**** PROVIDED DATA
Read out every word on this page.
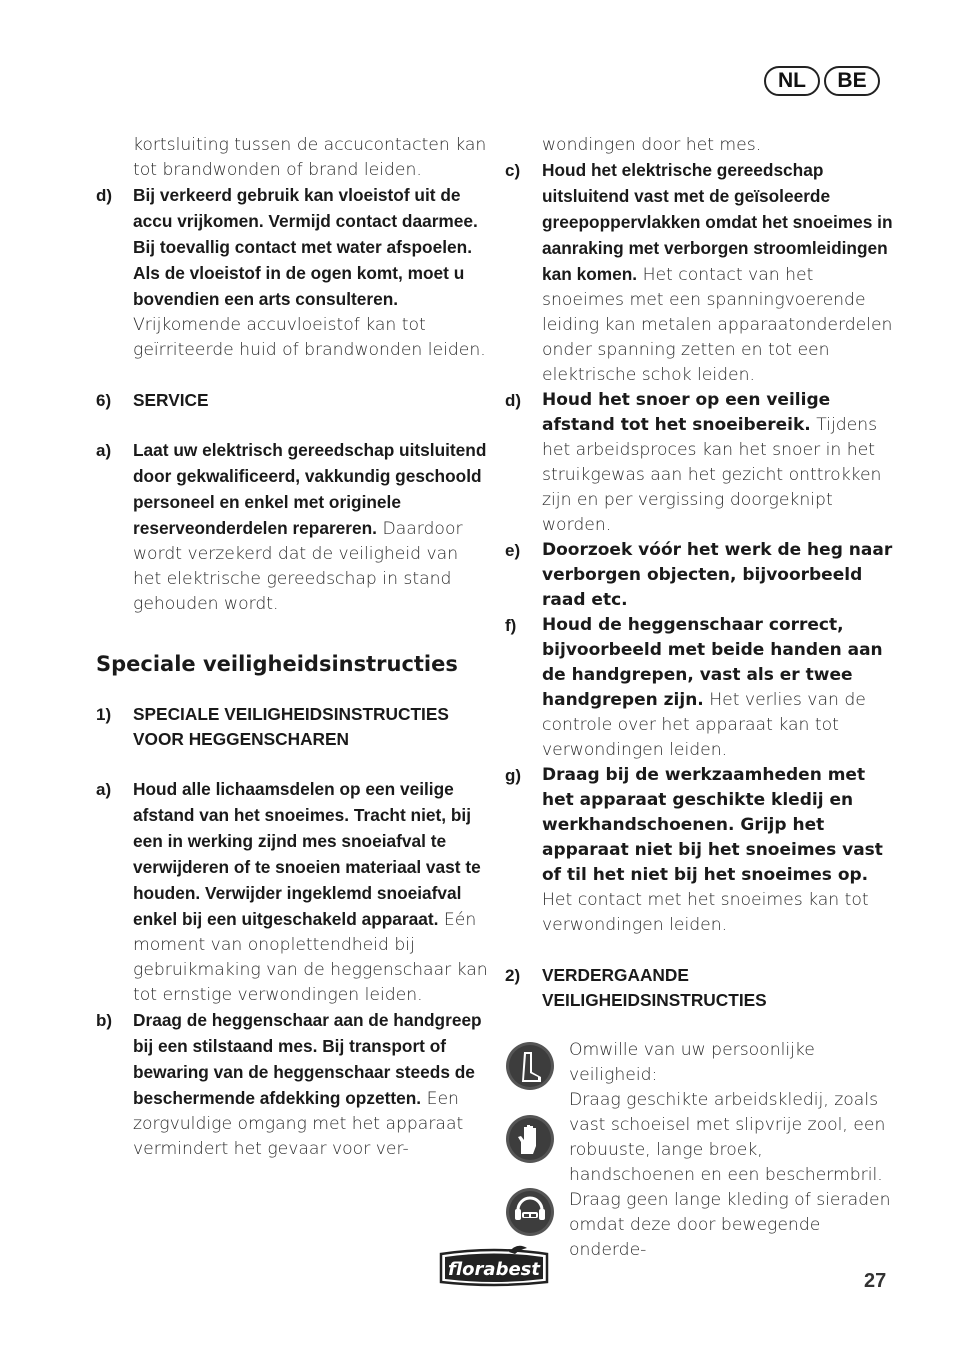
NL	BE
kortsluiting tussen de accucontacten kan tot brandwonden of brand leiden.
d)	Bij verkeerd gebruik kan vloeistof uit de accu vrijkomen. Vermijd contact daarmee. Bij toevallig contact met water afspoelen. Als de vloeistof in de ogen komt, moet u bovendien een arts consulteren. Vrijkomende accuvloeistof kan tot geïrriteerde huid of brandwonden leiden.
6)	SERVICE
a)	Laat uw elektrisch gereedschap uitsluitend door gekwalificeerd, vakkundig geschoold personeel en enkel met originele reserveonderdelen repareren. Daardoor wordt verzekerd dat de veiligheid van het elektrische gereedschap in stand gehouden wordt.
Speciale veiligheidsinstructies
1)	SPECIALE VEILIGHEIDSINSTRUCTIES VOOR HEGGENSCHAREN
a)	Houd alle lichaamsdelen op een veilige afstand van het snoeimes. Tracht niet, bij een in werking zijnd mes snoeiafval te verwijderen of te snoeien materiaal vast te houden. Verwijder ingeklemd snoeiafval enkel bij een uitgeschakeld apparaat. Eén moment van onoplettendheid bij gebruikmaking van de heggenschaar kan tot ernstige verwondingen leiden.
b)	Draag de heggenschaar aan de handgreep bij een stilstaand mes. Bij transport of bewaring van de heggenschaar steeds de beschermende afdekking opzetten. Een zorgvuldige omgang met het apparaat vermindert het gevaar voor ver-
wondingen door het mes.
c)	Houd het elektrische gereedschap uitsluitend vast met de geïsoleerde greepoppervlakken omdat het snoeimes in aanraking met verborgen stroomleidingen kan komen. Het contact van het snoeimes met een spanningvoerende leiding kan metalen apparaatonderdelen onder spanning zetten en tot een elektrische schok leiden.
d)	Houd het snoer op een veilige afstand tot het snoeibereik. Tijdens het arbeidsproces kan het snoer in het struikgewas aan het gezicht onttrokken zijn en per vergissing doorgeknipt worden.
e)	Doorzoek vóór het werk de heg naar verborgen objecten, bijvoorbeeld raad etc.
f)	Houd de heggenschaar correct, bijvoorbeeld met beide handen aan de handgrepen, vast als er twee handgrepen zijn. Het verlies van de controle over het apparaat kan tot verwondingen leiden.
g)	Draag bij de werkzaamheden met het apparaat geschikte kledij en werkhandschoenen. Grijp het apparaat niet bij het snoeimes vast of til het niet bij het snoeimes op. Het contact met het snoeimes kan tot verwondingen leiden.
2)	VERDERGAANDE VEILIGHEIDSINSTRUCTIES

Omwille van uw persoonlijke veiligheid:
Draag geschikte arbeidskledij, zoals vast schoeisel met slipvrije zool, een robuuste, lange broek, handschoenen en een beschermbril. Draag geen lange kleding of sieraden omdat deze door bewegende onderde-
florabest
27
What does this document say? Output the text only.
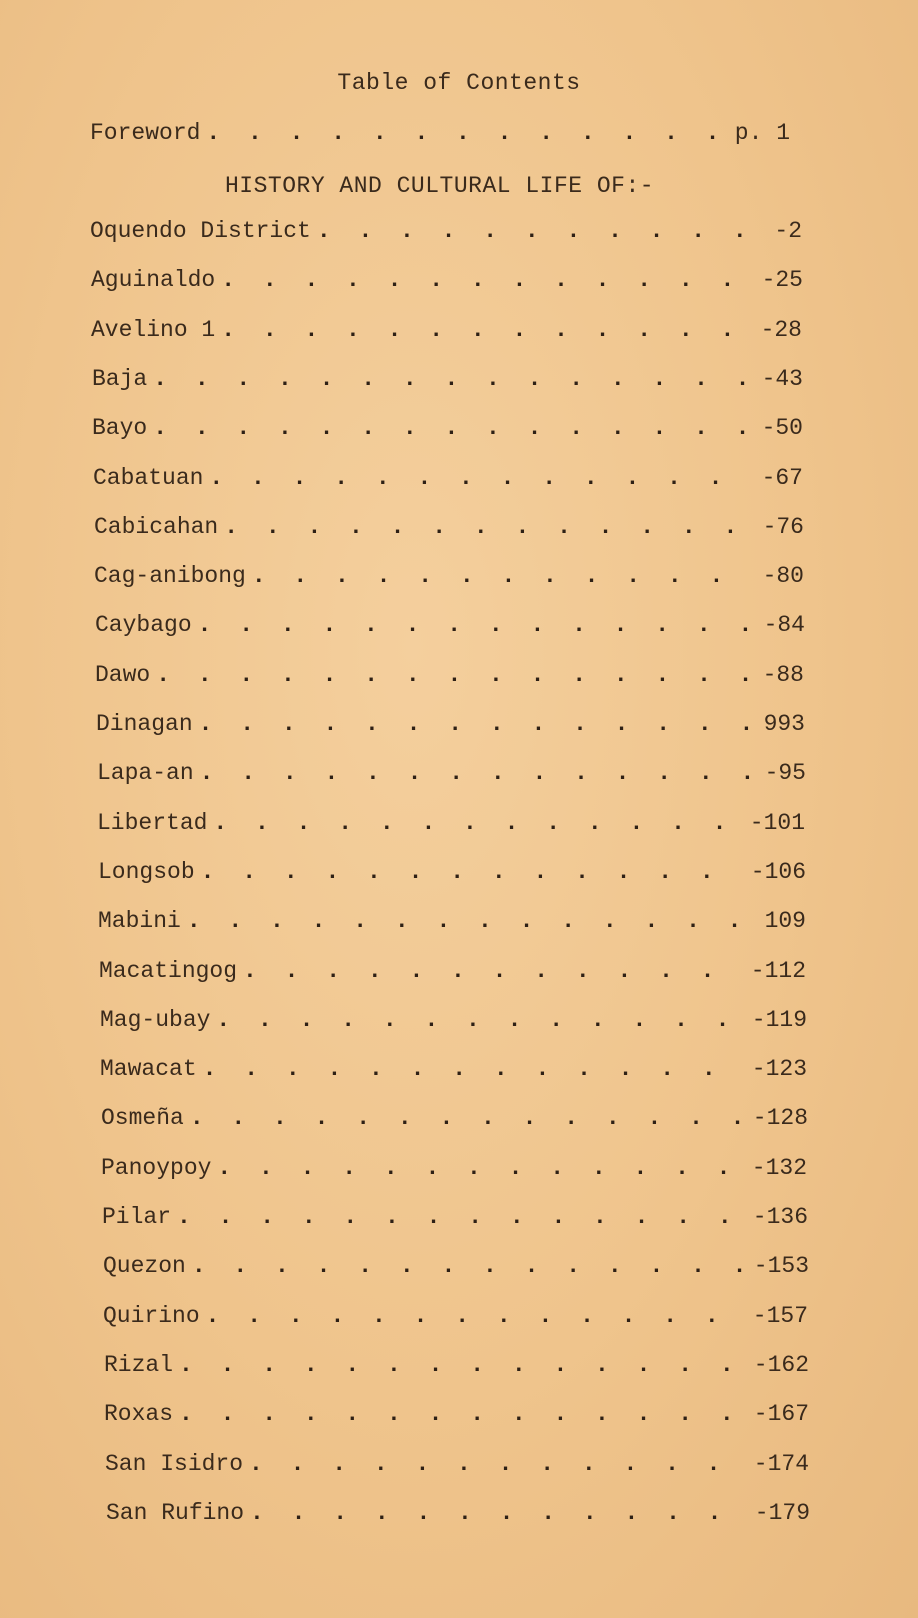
Table of Contents
Foreword . . .	p. 1
HISTORY AND CULTURAL LIFE OF:-
Oquendo District . . .	-2
Aguinaldo . . .	-25
Avelino 1 . . .	-28
Baja . . .	-43
Bayo . . .	-50
Cabatuan . . .	-67
Cabicahan . . .	-76
Cag-anibong . . .	-80
Caybago . . .	-84
Dawo . . .	-88
Dinagan . . .	993
Lapa-an . . .	-95
Libertad . . .	-101
Longsob . . .	-106
Mabini . . .	109
Macatingog . . .	-112
Mag-ubay . . .	-119
Mawacat . . .	-123
Osmeña . . .	-128
Panoypoy . . .	-132
Pilar . . .	-136
Quezon . . .	-153
Quirino . . .	-157
Rizal . . .	-162
Roxas . . .	-167
San Isidro . . .	-174
San Rufino . . .	-179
********
■ **SET TASK**: Among the records above, find each line holding the string "this" and pull it out.

■ **WRITTEN SOLUTION**:
Read out every word on this page.
What does this document say? Output the text only.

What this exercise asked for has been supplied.